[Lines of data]
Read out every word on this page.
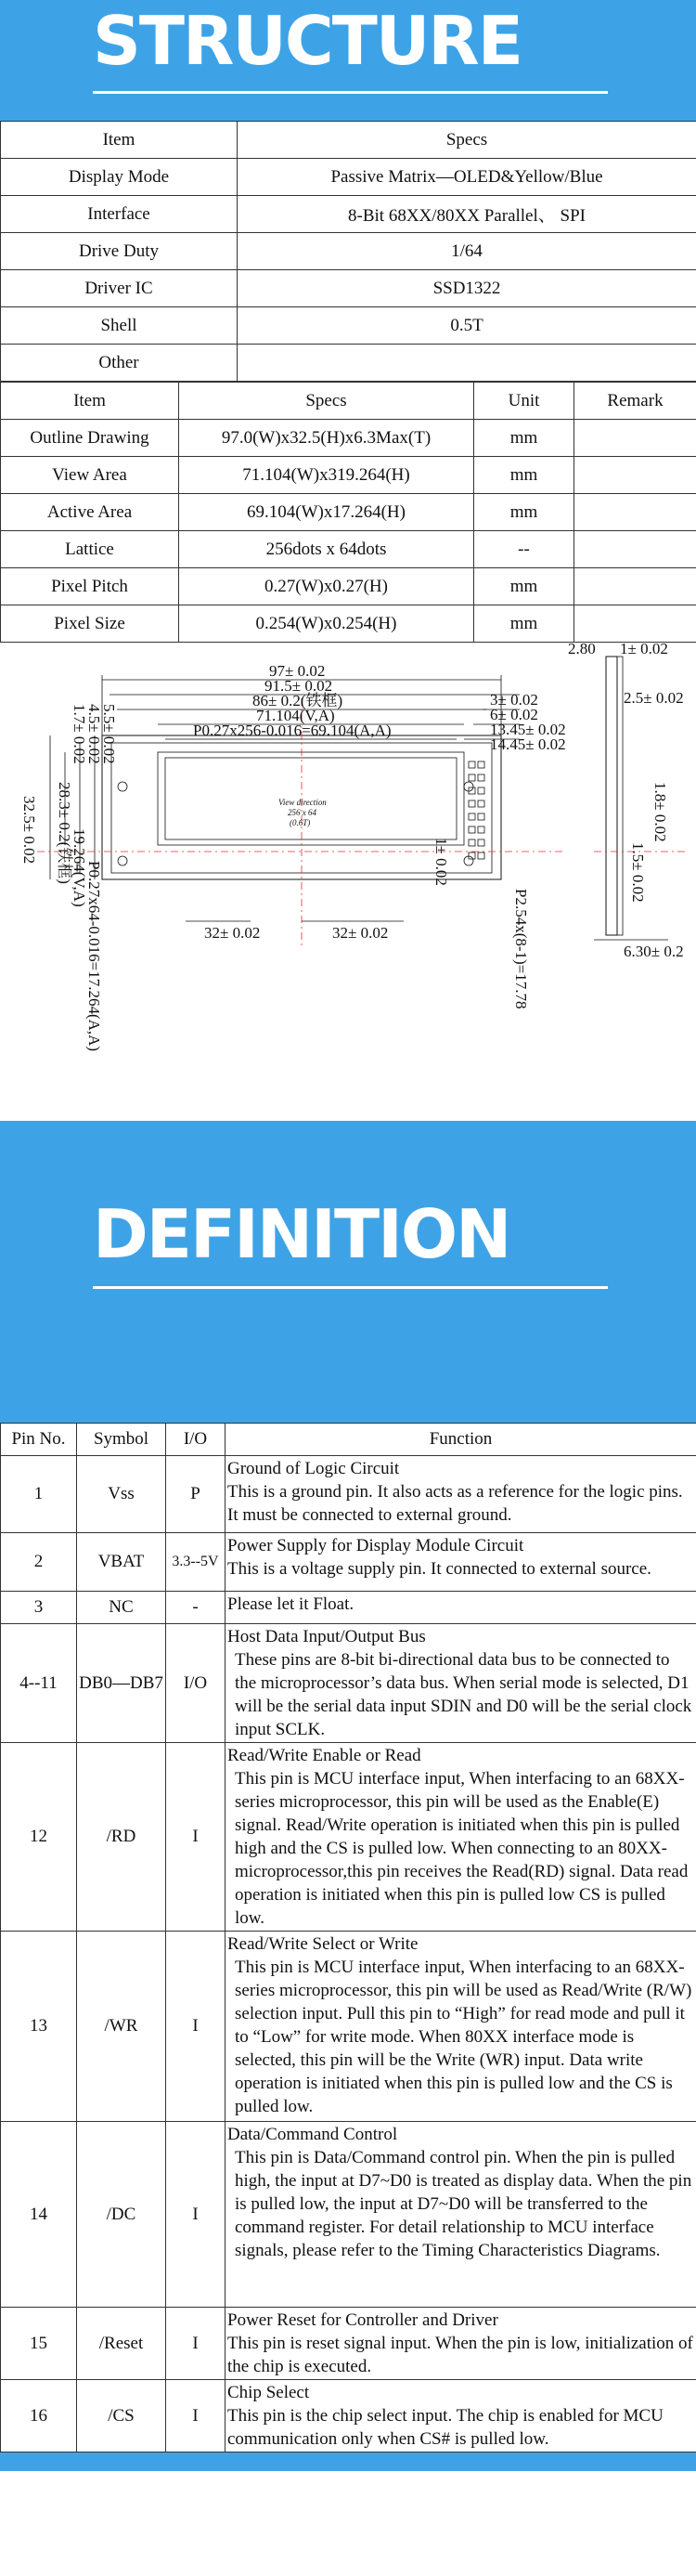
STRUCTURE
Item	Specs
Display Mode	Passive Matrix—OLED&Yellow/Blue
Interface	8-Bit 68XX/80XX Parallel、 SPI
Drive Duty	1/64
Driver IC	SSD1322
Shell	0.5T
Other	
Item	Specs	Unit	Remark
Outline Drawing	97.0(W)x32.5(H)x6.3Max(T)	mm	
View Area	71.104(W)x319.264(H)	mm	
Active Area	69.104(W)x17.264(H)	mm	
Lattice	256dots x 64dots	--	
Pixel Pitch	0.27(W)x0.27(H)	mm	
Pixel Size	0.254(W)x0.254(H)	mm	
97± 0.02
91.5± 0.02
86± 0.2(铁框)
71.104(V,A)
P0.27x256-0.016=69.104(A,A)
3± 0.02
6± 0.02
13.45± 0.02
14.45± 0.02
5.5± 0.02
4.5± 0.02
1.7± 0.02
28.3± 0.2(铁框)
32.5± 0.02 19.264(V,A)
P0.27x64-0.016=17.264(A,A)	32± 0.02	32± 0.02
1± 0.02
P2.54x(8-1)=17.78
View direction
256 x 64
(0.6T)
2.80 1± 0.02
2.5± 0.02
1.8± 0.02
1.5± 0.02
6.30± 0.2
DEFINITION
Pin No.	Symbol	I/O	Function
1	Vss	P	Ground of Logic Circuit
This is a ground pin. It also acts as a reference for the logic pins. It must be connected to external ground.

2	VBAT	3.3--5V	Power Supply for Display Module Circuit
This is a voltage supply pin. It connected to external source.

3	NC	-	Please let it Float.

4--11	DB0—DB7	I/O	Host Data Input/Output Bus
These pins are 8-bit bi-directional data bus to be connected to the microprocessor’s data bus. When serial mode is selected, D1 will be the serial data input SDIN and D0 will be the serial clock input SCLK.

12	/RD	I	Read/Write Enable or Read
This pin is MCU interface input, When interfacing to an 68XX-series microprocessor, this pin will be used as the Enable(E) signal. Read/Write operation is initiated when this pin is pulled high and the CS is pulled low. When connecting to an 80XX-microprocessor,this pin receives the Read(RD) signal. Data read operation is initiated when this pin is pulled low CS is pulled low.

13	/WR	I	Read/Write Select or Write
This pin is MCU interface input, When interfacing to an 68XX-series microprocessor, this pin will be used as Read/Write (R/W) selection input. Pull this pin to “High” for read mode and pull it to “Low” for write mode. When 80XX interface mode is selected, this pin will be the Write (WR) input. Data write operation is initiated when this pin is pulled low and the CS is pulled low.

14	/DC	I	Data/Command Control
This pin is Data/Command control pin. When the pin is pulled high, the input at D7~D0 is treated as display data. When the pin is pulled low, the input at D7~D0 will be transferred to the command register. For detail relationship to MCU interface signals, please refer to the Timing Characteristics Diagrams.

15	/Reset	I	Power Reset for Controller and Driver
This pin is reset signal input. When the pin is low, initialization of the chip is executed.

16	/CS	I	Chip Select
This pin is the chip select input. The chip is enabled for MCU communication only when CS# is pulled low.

==

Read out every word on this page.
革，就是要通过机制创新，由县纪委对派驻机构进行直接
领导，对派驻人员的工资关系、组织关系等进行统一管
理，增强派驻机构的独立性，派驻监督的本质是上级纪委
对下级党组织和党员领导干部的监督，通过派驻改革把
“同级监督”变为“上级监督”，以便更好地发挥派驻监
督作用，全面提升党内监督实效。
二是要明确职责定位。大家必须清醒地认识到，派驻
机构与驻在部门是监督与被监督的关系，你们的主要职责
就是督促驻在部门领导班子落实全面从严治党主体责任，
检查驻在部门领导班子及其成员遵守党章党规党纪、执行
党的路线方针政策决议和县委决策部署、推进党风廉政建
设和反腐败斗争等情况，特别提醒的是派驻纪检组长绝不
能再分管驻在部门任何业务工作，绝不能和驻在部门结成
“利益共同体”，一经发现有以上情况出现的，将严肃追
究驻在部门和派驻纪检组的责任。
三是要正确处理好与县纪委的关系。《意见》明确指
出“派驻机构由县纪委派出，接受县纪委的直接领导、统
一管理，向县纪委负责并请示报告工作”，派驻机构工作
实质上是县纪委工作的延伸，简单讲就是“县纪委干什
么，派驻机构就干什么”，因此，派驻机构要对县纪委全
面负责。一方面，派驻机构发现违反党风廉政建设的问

_EXERCISE DESCRIPTION_.
Gather each line in these records that contains the string "View".

_RESPONSE TO THE TASK_.
View Area	71.104(W)x319.264(H)	mm	
View direction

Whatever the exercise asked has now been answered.